* [EXERCISE]: Reproduce all of the data word for word.

-- Start --

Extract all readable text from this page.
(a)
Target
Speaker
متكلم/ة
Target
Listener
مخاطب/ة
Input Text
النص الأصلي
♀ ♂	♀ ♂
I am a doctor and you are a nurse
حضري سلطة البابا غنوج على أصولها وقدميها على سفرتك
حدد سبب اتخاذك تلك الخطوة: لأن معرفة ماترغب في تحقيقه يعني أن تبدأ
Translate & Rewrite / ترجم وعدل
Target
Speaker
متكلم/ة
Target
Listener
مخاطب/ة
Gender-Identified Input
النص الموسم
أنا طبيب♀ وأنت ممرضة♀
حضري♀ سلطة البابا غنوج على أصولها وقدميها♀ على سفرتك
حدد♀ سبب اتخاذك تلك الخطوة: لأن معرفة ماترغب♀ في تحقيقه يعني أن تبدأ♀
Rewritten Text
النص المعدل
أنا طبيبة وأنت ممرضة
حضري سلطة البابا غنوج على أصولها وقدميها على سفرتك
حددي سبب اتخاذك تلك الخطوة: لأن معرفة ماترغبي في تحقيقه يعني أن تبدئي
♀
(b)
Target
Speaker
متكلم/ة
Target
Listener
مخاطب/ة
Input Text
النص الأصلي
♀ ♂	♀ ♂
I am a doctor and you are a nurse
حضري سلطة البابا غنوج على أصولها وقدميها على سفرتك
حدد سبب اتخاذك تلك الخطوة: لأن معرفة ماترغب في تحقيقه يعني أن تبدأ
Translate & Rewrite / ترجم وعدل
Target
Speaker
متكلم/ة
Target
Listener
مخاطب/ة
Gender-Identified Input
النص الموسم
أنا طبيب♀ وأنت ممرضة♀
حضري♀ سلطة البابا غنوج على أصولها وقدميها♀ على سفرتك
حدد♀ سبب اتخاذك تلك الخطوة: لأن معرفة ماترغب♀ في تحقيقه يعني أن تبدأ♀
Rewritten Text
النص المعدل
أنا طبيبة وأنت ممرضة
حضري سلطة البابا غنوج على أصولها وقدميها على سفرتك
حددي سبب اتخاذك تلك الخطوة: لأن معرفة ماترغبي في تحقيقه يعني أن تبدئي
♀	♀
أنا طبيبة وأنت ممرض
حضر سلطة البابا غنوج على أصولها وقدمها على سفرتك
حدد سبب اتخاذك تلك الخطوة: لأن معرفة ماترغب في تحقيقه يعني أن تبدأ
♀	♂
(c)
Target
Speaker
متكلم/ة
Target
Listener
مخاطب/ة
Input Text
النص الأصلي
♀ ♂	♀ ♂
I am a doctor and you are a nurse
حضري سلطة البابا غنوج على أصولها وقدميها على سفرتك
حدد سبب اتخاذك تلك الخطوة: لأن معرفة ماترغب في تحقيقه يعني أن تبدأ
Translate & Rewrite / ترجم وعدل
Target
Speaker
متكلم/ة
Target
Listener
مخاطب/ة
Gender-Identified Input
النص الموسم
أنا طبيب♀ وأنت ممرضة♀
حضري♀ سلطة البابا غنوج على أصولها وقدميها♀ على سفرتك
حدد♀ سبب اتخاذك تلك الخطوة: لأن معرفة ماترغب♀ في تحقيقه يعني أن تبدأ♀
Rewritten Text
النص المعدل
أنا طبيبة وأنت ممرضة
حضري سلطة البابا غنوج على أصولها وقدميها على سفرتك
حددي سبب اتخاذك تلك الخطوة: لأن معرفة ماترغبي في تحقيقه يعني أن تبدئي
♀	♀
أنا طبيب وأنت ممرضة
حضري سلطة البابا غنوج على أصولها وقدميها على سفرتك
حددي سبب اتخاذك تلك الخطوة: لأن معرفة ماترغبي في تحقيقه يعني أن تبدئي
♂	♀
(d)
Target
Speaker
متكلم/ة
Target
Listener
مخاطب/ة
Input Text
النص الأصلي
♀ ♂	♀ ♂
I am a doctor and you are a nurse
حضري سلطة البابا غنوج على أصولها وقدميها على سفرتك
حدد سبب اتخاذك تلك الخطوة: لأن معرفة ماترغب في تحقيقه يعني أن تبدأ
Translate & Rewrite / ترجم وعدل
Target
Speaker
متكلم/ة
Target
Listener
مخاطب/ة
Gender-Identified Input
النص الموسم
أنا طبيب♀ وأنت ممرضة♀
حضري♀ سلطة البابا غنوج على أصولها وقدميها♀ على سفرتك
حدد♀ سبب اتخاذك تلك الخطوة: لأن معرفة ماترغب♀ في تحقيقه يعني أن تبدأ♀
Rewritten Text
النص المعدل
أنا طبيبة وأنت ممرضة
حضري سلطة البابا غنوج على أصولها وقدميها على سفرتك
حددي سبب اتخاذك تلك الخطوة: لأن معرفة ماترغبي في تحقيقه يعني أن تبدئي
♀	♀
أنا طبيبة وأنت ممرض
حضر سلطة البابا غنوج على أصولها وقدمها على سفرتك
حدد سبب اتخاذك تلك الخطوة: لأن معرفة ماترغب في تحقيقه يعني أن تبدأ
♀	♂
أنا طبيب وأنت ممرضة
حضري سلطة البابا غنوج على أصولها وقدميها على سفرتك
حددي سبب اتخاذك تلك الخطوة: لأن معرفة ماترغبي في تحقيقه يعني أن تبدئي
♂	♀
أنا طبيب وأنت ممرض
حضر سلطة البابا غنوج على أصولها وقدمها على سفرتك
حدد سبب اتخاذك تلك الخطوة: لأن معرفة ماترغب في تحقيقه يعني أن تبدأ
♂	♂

-- End --

* [EXERCISE RESPONSE]:
Extract all readable text from this page.
(a)
Target
Speaker
متكلم/ة
Target
Listener
مخاطب/ة
Input Text
النص الأصلي
♀ ♂	♀ ♂
I am a doctor and you are a nurse
حضري سلطة البابا غنوج على أصولها وقدميها على سفرتك
حدد سبب اتخاذك تلك الخطوة: لأن معرفة ماترغب في تحقيقه يعني أن تبدأ
Translate & Rewrite / ترجم وعدل
Target
Speaker
متكلم/ة
Target
Listener
مخاطب/ة
Gender-Identified Input
النص الموسم
أنا طبيب♀ وأنت ممرضة♀
حضري♀ سلطة البابا غنوج على أصولها وقدميها♀ على سفرتك
حدد♀ سبب اتخاذك تلك الخطوة: لأن معرفة ماترغب♀ في تحقيقه يعني أن تبدأ♀
Rewritten Text
النص المعدل
أنا طبيبة وأنت ممرضة
حضري سلطة البابا غنوج على أصولها وقدميها على سفرتك
حددي سبب اتخاذك تلك الخطوة: لأن معرفة ماترغبي في تحقيقه يعني أن تبدئي
♀
(b)
Target
Speaker
متكلم/ة
Target
Listener
مخاطب/ة
Input Text
النص الأصلي
♀ ♂	♀ ♂
I am a doctor and you are a nurse
حضري سلطة البابا غنوج على أصولها وقدميها على سفرتك
حدد سبب اتخاذك تلك الخطوة: لأن معرفة ماترغب في تحقيقه يعني أن تبدأ
Translate & Rewrite / ترجم وعدل
Target
Speaker
متكلم/ة
Target
Listener
مخاطب/ة
Gender-Identified Input
النص الموسم
أنا طبيب♀ وأنت ممرضة♀
حضري♀ سلطة البابا غنوج على أصولها وقدميها♀ على سفرتك
حدد♀ سبب اتخاذك تلك الخطوة: لأن معرفة ماترغب♀ في تحقيقه يعني أن تبدأ♀
Rewritten Text
النص المعدل
أنا طبيبة وأنت ممرضة
حضري سلطة البابا غنوج على أصولها وقدميها على سفرتك
حددي سبب اتخاذك تلك الخطوة: لأن معرفة ماترغبي في تحقيقه يعني أن تبدئي
♀	♀
أنا طبيبة وأنت ممرض
حضر سلطة البابا غنوج على أصولها وقدمها على سفرتك
حدد سبب اتخاذك تلك الخطوة: لأن معرفة ماترغب في تحقيقه يعني أن تبدأ
♀	♂
(c)
Target
Speaker
متكلم/ة
Target
Listener
مخاطب/ة
Input Text
النص الأصلي
♀ ♂	♀ ♂
I am a doctor and you are a nurse
حضري سلطة البابا غنوج على أصولها وقدميها على سفرتك
حدد سبب اتخاذك تلك الخطوة: لأن معرفة ماترغب في تحقيقه يعني أن تبدأ
Translate & Rewrite / ترجم وعدل
Target
Speaker
متكلم/ة
Target
Listener
مخاطب/ة
Gender-Identified Input
النص الموسم
أنا طبيب♀ وأنت ممرضة♀
حضري♀ سلطة البابا غنوج على أصولها وقدميها♀ على سفرتك
حدد♀ سبب اتخاذك تلك الخطوة: لأن معرفة ماترغب♀ في تحقيقه يعني أن تبدأ♀
Rewritten Text
النص المعدل
أنا طبيبة وأنت ممرضة
حضري سلطة البابا غنوج على أصولها وقدميها على سفرتك
حددي سبب اتخاذك تلك الخطوة: لأن معرفة ماترغبي في تحقيقه يعني أن تبدئي
♀	♀
أنا طبيب وأنت ممرضة
حضري سلطة البابا غنوج على أصولها وقدميها على سفرتك
حددي سبب اتخاذك تلك الخطوة: لأن معرفة ماترغبي في تحقيقه يعني أن تبدئي
♂	♀
(d)
Target
Speaker
متكلم/ة
Target
Listener
مخاطب/ة
Input Text
النص الأصلي
♀ ♂	♀ ♂
I am a doctor and you are a nurse
حضري سلطة البابا غنوج على أصولها وقدميها على سفرتك
حدد سبب اتخاذك تلك الخطوة: لأن معرفة ماترغب في تحقيقه يعني أن تبدأ
Translate & Rewrite / ترجم وعدل
Target
Speaker
متكلم/ة
Target
Listener
مخاطب/ة
Gender-Identified Input
النص الموسم
أنا طبيب♀ وأنت ممرضة♀
حضري♀ سلطة البابا غنوج على أصولها وقدميها♀ على سفرتك
حدد♀ سبب اتخاذك تلك الخطوة: لأن معرفة ماترغب♀ في تحقيقه يعني أن تبدأ♀
Rewritten Text
النص المعدل
أنا طبيبة وأنت ممرضة
حضري سلطة البابا غنوج على أصولها وقدميها على سفرتك
حددي سبب اتخاذك تلك الخطوة: لأن معرفة ماترغبي في تحقيقه يعني أن تبدئي
♀	♀
أنا طبيبة وأنت ممرض
حضر سلطة البابا غنوج على أصولها وقدمها على سفرتك
حدد سبب اتخاذك تلك الخطوة: لأن معرفة ماترغب في تحقيقه يعني أن تبدأ
♀	♂
أنا طبيب وأنت ممرضة
حضري سلطة البابا غنوج على أصولها وقدميها على سفرتك
حددي سبب اتخاذك تلك الخطوة: لأن معرفة ماترغبي في تحقيقه يعني أن تبدئي
♂	♀
أنا طبيب وأنت ممرض
حضر سلطة البابا غنوج على أصولها وقدمها على سفرتك
حدد سبب اتخاذك تلك الخطوة: لأن معرفة ماترغب في تحقيقه يعني أن تبدأ
♂	♂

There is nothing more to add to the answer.